§ WHAT IS EXPECTED
Transcribe the entries that follow exactly as they appear, minus pictures.

** begin **

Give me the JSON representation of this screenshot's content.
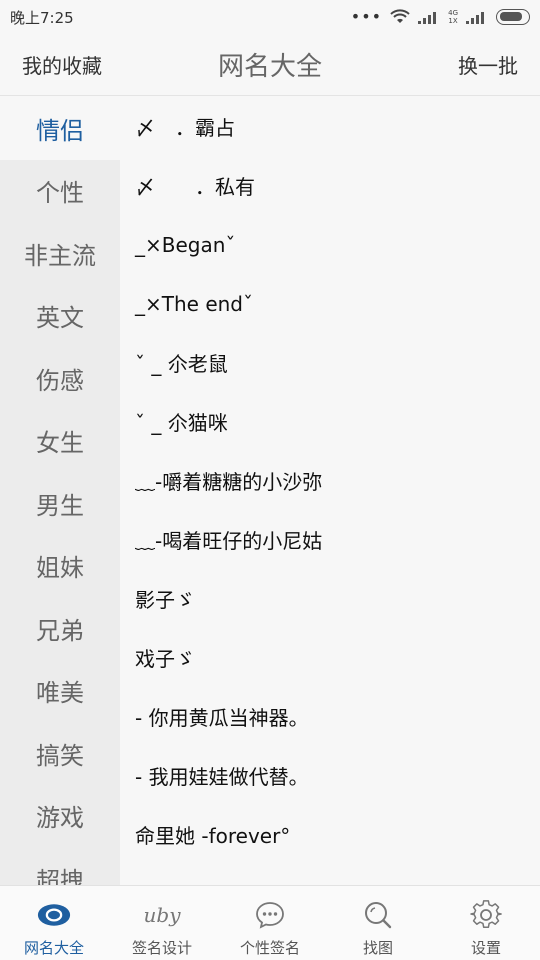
{
  "status_bar": {
    "time": "晚上7:25",
    "network_top": "4G",
    "network_bottom": "1X"
  },
  "header": {
    "left_label": "我的收藏",
    "title": "网名大全",
    "right_label": "换一批"
  },
  "sidebar": {
    "items": [
      {
        "label": "情侣"
      },
      {
        "label": "个性"
      },
      {
        "label": "非主流"
      },
      {
        "label": "英文"
      },
      {
        "label": "伤感"
      },
      {
        "label": "女生"
      },
      {
        "label": "男生"
      },
      {
        "label": "姐妹"
      },
      {
        "label": "兄弟"
      },
      {
        "label": "唯美"
      },
      {
        "label": "搞笑"
      },
      {
        "label": "游戏"
      },
      {
        "label": "超拽"
      }
    ],
    "active_index": 0
  },
  "names": [
    "〆　．霸占",
    "〆　　．私有",
    "_×Beganˇ",
    "_×The endˇ",
    "ˇ _ 尒老鼠",
    "ˇ _ 尒猫咪",
    "﹏-嚼着糖糖的小沙弥",
    "﹏-喝着旺仔的小尼姑",
    "影子ゞ",
    "戏子ゞ",
    "- 你用黄瓜当神器。",
    "- 我用娃娃做代替。",
    "命里她 -forever°"
  ],
  "bottom_nav": {
    "items": [
      {
        "label": "网名大全",
        "icon": "eye-icon"
      },
      {
        "label": "签名设计",
        "icon": "signature-icon",
        "glyph": "uby"
      },
      {
        "label": "个性签名",
        "icon": "chat-bubble-icon"
      },
      {
        "label": "找图",
        "icon": "search-icon"
      },
      {
        "label": "设置",
        "icon": "gear-icon"
      }
    ]
  },
  "colors": {
    "accent": "#1f5fa0",
    "sidebar_bg": "#ececec",
    "page_bg": "#f7f7f7"
  }
}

** end **

§ ANSWER TO THE TASK
Give me the JSON representation of this screenshot's content.
{
  "status_bar": {
    "time": "晚上7:25",
    "network_top": "4G",
    "network_bottom": "1X"
  },
  "header": {
    "left_label": "我的收藏",
    "title": "网名大全",
    "right_label": "换一批"
  },
  "sidebar": {
    "items": [
      {
        "label": "情侣"
      },
      {
        "label": "个性"
      },
      {
        "label": "非主流"
      },
      {
        "label": "英文"
      },
      {
        "label": "伤感"
      },
      {
        "label": "女生"
      },
      {
        "label": "男生"
      },
      {
        "label": "姐妹"
      },
      {
        "label": "兄弟"
      },
      {
        "label": "唯美"
      },
      {
        "label": "搞笑"
      },
      {
        "label": "游戏"
      },
      {
        "label": "超拽"
      }
    ],
    "active_index": 0
  },
  "names": [
    "〆　．霸占",
    "〆　　．私有",
    "_×Beganˇ",
    "_×The endˇ",
    "ˇ _ 尒老鼠",
    "ˇ _ 尒猫咪",
    "﹏-嚼着糖糖的小沙弥",
    "﹏-喝着旺仔的小尼姑",
    "影子ゞ",
    "戏子ゞ",
    "- 你用黄瓜当神器。",
    "- 我用娃娃做代替。",
    "命里她 -forever°"
  ],
  "bottom_nav": {
    "items": [
      {
        "label": "网名大全",
        "icon": "eye-icon"
      },
      {
        "label": "签名设计",
        "icon": "signature-icon",
        "glyph": "uby"
      },
      {
        "label": "个性签名",
        "icon": "chat-bubble-icon"
      },
      {
        "label": "找图",
        "icon": "search-icon"
      },
      {
        "label": "设置",
        "icon": "gear-icon"
      }
    ]
  },
  "colors": {
    "accent": "#1f5fa0",
    "sidebar_bg": "#ececec",
    "page_bg": "#f7f7f7"
  }
}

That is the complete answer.